Wyjść można od faktu, że w barwach Hawks nie brakuje strzelców. Aż czterech koszykarzy trafia tam powyżej 40% prób z dystansu (w tym Tony Snell i jego kosmiczne 56,5% przy ponad 100 oddanych trojkach), a jeszcze kilku oscyluje w granicach 38-37%, więc wciąż na dobrym, pewnym poziomie. To jest zespół, który może sobie bez problemu pozwolić na to, by trzymać na parkiecie czterech, momentami nawet i pięciu (kiedy John Collins gra na centrze) dobrych rzucających z dystansu.

YT/NBA

To jednak wcale nie tak, że pomysłem na grę ofensywną McMillana jest po prostu rzucanie za trzy. Okazuje się, że pod względem liczby oddawanych trójek, Hawks są na dopiero 22. miejscu w lidze (wciąż mówimy o okresie po All-Star, żeby było reprezentatywnie). Co jednak uderza, to skuteczność tych nie tak wielu rzutów. Aż 18 zespołów oddaje więcej trójek ze szczytu boiska, ale tylko 3 zespoły trafiają na lepszej skuteczności. Statystyki w trójkach z rogów aż tak nie powalają (22. miejsce w oddanych próbach, 15. w skuteczności), ale trend jest ten sam. Wynika to z jednego, prostego faktu: ofensywa Hawks nie polega na rzucaniu trojek – są one niezbędną obudową tego, co jest prawdziwym trzonem ich ofensywy.

_Polecenie 1_. Przedstaw wszystkie wiersze zamieszczone niżej, w części z wierszami do zadania, jako listę JSON ciągów znaków, po jednym elemencie na wiersz, z pominięciem pustych.
Fragment tekstu i wiersze pochodzą z różnych źródeł.

_Wiersze do zadania_.
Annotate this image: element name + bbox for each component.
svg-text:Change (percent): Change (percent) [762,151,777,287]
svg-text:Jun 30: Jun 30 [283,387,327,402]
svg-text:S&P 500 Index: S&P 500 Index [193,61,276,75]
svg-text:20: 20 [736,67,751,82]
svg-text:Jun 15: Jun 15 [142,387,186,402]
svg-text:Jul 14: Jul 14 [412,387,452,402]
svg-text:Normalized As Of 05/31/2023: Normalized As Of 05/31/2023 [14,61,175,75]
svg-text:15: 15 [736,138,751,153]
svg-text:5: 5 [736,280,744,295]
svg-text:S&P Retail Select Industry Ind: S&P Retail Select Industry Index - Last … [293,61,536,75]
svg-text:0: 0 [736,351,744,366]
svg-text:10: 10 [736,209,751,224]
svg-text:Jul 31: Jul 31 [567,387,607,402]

_Polecenie 2_. Przepisz z fragmentu tekstu wszystko od „To jednak wcale” aż do „trzonem ich ofensywy.”, podstawiając „trenera” w miejsce „McMillana”.

_Gotowa odpowiedź 1_.
[
  "Annotate this image: element name + bbox for each component.",
  "svg-text:Change (percent): Change (percent) [762,151,777,287]",
  "svg-text:Jun 30: Jun 30 [283,387,327,402]",
  "svg-text:S&P 500 Index: S&P 500 Index [193,61,276,75]",
  "svg-text:20: 20 [736,67,751,82]",
  "svg-text:Jun 15: Jun 15 [142,387,186,402]",
  "svg-text:Jul 14: Jul 14 [412,387,452,402]",
  "svg-text:Normalized As Of 05/31/2023: Normalized As Of 05/31/2023 [14,61,175,75]",
  "svg-text:15: 15 [736,138,751,153]",
  "svg-text:5: 5 [736,280,744,295]",
  "svg-text:S&P Retail Select Industry Ind: S&P Retail Select Industry Index - Last … [293,61,536,75]",
  "svg-text:0: 0 [736,351,744,366]",
  "svg-text:10: 10 [736,209,751,224]",
  "svg-text:Jul 31: Jul 31 [567,387,607,402]"
]

_Gotowa odpowiedź 2_.
To jednak wcale nie tak, że pomysłem na grę ofensywną trenera jest po prostu rzucanie za trzy. Okazuje się, że pod względem liczby oddawanych trójek, Hawks są na dopiero 22. miejscu w lidze (wciąż mówimy o okresie po All-Star, żeby było reprezentatywnie). Co jednak uderza, to skuteczność tych nie tak wielu rzutów. Aż 18 zespołów oddaje więcej trójek ze szczytu boiska, ale tylko 3 zespoły trafiają na lepszej skuteczności. Statystyki w trójkach z rogów aż tak nie powalają (22. miejsce w oddanych próbach, 15. w skuteczności), ale trend jest ten sam. Wynika to z jednego, prostego faktu: ofensywa Hawks nie polega na rzucaniu trojek – są one niezbędną obudową tego, co jest prawdziwym trzonem ich ofensywy.